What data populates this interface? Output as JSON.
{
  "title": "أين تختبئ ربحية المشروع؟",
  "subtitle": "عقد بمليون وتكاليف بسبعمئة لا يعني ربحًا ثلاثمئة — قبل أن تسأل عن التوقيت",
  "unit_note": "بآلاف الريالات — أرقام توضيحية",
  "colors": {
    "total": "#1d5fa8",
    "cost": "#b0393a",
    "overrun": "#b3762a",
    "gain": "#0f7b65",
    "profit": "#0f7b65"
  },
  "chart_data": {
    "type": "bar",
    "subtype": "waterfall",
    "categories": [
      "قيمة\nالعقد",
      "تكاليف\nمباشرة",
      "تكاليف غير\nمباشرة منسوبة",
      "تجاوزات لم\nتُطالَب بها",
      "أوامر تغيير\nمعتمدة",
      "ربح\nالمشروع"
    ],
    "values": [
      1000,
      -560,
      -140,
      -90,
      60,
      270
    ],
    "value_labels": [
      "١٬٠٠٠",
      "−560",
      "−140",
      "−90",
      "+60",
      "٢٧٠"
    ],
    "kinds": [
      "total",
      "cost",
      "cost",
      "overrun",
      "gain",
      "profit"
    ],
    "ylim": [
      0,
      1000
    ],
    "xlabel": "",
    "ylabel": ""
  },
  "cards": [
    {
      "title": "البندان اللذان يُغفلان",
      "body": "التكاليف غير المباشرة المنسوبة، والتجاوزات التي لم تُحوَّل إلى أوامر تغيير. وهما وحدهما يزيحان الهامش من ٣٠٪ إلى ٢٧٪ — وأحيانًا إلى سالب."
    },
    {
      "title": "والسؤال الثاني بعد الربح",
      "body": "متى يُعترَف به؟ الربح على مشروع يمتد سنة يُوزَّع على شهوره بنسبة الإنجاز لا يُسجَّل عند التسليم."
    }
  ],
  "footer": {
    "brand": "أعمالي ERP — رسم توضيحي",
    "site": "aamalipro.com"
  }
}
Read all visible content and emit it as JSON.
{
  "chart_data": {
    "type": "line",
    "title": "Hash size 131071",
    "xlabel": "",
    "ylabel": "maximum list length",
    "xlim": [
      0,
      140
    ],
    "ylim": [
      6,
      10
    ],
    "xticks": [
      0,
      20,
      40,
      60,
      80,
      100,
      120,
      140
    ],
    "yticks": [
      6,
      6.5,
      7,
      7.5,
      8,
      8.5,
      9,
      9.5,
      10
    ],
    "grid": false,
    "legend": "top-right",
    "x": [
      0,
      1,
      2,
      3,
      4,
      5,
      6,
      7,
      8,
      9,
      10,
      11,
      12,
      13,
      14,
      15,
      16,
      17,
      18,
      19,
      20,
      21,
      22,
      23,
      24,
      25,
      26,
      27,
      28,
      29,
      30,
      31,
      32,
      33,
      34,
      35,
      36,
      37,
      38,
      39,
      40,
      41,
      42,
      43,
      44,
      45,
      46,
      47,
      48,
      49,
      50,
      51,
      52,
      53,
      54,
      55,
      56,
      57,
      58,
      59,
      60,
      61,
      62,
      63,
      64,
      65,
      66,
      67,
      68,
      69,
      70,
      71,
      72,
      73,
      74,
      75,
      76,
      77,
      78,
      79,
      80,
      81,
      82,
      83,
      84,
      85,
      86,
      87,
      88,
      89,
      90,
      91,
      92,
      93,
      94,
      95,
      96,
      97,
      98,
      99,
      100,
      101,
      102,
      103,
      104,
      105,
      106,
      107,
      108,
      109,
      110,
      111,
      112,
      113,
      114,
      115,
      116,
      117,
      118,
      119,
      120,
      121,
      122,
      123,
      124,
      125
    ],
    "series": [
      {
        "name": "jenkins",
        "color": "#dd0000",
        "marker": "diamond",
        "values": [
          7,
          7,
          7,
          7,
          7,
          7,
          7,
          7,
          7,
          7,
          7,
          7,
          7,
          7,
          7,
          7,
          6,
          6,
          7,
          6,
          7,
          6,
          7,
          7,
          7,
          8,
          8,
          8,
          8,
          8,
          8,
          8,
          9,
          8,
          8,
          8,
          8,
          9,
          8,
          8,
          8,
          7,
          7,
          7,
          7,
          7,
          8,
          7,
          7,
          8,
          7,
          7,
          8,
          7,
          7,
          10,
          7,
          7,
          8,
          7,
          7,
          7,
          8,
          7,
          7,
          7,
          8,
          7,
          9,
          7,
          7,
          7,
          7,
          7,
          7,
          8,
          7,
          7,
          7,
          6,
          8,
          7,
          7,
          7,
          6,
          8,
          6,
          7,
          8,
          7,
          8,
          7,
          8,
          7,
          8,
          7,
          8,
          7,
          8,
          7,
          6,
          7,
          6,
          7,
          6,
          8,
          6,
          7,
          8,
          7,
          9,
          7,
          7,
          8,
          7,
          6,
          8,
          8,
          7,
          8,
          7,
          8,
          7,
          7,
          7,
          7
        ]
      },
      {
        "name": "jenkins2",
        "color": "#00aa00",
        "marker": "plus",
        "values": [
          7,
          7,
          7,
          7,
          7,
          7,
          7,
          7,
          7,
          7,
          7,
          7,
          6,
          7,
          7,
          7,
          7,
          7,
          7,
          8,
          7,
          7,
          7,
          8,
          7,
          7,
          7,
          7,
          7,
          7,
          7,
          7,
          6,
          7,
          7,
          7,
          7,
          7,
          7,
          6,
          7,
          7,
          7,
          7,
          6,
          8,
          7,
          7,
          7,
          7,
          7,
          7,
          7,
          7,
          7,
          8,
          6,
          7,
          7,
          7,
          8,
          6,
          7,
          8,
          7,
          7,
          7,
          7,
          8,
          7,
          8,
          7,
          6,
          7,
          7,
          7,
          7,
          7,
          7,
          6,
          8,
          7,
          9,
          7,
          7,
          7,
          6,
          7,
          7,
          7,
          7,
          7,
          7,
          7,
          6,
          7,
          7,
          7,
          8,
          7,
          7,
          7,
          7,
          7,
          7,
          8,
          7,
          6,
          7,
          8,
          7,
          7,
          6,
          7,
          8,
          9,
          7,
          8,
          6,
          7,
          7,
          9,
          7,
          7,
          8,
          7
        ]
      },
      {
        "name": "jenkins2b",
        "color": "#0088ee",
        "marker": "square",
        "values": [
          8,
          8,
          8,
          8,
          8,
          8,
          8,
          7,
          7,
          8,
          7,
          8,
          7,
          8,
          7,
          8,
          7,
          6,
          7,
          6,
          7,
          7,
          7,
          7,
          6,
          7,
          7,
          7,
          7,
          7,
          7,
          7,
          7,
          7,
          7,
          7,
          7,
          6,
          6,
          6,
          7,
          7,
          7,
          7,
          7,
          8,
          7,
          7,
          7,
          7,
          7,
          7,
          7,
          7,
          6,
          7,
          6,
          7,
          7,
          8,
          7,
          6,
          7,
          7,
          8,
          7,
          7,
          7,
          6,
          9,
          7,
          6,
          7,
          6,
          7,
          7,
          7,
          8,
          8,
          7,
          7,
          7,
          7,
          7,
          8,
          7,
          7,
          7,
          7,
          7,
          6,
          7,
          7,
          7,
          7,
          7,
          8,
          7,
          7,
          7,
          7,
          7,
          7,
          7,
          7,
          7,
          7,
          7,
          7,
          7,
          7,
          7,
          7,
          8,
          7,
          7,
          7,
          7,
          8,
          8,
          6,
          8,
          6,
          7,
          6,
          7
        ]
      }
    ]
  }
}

Problem to solve>
Return from the data every line that holds "marker".

Written answer>
        "marker": "diamond",
        "marker": "plus",
        "marker": "square",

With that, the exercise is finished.